# Start of SUPPLIED MATERIAL

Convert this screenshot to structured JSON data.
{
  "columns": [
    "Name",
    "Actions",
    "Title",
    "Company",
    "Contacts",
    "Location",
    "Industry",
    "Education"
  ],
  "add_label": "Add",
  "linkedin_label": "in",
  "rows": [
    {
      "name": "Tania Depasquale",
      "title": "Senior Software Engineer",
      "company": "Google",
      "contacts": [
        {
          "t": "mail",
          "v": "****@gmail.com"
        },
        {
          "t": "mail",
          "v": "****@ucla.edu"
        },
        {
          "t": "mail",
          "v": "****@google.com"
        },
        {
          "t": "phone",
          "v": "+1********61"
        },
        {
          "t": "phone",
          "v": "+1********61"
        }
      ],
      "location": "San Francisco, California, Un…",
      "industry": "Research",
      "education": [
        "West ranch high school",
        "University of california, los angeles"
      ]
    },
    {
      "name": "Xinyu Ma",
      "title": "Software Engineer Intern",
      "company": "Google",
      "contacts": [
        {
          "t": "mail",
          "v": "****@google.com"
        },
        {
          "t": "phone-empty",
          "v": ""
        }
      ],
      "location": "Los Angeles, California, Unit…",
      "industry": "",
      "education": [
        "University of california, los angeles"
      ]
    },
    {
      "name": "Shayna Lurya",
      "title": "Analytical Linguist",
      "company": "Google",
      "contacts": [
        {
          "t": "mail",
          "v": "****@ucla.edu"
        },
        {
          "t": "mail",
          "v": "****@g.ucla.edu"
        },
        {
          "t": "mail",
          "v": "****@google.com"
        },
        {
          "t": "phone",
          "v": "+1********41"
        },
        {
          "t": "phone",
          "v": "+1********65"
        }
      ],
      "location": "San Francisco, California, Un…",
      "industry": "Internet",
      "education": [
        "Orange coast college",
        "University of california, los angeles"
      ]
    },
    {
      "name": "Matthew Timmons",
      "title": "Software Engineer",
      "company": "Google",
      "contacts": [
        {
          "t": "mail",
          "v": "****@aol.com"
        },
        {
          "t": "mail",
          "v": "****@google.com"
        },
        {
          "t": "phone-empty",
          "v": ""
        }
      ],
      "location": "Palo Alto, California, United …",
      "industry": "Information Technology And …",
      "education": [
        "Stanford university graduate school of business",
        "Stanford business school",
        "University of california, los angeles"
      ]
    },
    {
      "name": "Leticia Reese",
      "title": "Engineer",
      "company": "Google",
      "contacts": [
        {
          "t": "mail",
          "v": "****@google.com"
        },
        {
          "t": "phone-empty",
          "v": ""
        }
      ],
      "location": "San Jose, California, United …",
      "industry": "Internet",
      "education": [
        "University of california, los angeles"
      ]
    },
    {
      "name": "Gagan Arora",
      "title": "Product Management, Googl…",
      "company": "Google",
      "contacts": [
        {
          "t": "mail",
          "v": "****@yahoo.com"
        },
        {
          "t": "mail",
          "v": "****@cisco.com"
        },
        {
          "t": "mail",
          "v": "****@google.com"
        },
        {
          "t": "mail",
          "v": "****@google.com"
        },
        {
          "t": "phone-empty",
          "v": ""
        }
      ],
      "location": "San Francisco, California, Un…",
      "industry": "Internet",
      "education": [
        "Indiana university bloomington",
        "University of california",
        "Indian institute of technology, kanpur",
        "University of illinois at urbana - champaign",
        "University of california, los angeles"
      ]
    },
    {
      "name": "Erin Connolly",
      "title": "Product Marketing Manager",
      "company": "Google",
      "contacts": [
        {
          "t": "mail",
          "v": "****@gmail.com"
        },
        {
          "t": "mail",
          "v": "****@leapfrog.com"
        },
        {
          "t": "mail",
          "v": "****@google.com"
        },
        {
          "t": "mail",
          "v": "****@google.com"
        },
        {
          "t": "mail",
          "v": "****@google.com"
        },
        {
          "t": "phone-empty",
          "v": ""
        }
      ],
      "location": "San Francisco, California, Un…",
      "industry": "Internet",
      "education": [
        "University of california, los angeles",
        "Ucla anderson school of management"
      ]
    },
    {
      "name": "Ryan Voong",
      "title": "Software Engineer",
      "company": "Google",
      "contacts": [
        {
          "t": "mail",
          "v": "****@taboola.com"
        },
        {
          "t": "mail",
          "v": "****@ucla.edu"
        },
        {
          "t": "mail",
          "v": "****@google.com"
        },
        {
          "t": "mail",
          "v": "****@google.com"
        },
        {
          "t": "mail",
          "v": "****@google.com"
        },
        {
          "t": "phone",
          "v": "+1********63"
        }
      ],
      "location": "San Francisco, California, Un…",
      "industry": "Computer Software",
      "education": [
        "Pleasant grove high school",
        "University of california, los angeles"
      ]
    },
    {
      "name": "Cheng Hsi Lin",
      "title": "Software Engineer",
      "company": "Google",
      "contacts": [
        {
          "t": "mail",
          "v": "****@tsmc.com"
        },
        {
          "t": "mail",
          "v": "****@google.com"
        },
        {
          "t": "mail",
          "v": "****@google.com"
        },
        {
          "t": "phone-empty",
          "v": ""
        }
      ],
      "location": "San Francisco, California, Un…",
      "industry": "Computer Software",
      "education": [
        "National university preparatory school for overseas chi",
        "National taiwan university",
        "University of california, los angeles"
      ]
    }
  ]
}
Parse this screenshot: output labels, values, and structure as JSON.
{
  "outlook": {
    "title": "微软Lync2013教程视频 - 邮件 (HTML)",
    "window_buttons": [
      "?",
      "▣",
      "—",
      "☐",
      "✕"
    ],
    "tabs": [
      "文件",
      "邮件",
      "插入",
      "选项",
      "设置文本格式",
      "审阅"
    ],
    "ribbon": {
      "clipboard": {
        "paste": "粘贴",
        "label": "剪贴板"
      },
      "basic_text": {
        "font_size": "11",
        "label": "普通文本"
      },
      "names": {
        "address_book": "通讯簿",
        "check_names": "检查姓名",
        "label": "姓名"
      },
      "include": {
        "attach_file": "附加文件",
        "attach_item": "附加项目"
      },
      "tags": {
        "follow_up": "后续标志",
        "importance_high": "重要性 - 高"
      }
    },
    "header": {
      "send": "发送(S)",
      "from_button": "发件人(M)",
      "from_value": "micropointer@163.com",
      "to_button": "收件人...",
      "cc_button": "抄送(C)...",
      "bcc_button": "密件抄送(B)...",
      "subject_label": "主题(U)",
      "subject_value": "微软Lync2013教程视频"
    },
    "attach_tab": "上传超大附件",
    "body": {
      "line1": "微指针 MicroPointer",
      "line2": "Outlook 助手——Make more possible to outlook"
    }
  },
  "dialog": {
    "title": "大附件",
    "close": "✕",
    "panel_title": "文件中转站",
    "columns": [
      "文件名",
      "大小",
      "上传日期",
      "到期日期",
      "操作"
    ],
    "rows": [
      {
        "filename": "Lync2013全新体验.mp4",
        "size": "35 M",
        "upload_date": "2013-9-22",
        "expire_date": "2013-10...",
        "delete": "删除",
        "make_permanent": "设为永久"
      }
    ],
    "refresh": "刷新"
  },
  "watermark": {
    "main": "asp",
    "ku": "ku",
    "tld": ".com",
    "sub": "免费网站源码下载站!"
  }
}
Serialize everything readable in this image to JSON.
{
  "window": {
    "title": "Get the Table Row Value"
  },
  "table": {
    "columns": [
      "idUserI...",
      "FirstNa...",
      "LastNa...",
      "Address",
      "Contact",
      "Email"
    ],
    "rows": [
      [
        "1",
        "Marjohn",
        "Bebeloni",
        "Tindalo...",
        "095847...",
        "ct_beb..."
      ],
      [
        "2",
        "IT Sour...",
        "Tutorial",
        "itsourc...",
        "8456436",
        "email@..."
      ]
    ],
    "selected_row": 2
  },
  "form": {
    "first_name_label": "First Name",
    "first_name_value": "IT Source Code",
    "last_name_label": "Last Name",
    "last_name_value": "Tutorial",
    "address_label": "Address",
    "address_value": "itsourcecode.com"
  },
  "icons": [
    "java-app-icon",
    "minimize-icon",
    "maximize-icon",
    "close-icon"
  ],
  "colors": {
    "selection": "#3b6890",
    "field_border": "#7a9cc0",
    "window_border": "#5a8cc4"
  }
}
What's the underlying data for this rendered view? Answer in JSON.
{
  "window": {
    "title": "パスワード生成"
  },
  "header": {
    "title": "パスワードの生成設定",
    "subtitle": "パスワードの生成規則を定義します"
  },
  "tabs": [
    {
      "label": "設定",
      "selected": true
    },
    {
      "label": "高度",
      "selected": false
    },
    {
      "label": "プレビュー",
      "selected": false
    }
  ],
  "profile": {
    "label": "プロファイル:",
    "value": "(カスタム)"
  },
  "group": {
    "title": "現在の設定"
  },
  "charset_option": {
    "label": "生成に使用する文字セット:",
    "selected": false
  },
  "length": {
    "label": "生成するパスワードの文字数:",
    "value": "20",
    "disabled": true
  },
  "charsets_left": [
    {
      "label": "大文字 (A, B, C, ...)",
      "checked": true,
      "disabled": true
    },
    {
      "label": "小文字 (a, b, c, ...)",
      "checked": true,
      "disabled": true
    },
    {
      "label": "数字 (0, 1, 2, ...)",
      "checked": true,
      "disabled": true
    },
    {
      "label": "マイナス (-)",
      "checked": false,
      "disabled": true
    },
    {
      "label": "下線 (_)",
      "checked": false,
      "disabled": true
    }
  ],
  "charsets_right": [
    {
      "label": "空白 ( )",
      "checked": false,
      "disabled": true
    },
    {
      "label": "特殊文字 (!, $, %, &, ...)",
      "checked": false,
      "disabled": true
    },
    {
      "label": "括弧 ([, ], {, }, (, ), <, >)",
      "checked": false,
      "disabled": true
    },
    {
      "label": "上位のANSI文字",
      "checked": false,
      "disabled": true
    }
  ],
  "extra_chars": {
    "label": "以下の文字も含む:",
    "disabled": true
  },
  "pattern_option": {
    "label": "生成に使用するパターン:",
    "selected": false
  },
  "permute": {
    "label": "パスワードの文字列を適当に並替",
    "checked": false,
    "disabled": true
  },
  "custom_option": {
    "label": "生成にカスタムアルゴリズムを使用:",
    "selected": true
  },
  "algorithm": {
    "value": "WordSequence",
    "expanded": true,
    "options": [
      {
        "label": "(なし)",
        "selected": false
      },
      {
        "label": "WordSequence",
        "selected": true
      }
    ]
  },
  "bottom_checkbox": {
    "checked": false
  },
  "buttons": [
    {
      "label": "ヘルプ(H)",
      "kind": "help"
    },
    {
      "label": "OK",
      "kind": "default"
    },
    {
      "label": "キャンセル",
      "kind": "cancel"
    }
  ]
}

# End of SUPPLIED MATERIAL

PROBLEM: Every line in the data above that contains "screenshot" needs to be copied.

RESPONSE TO THIS EXERCISE:
Convert this screenshot to structured JSON data.
Parse this screenshot: output labels, values, and structure as JSON.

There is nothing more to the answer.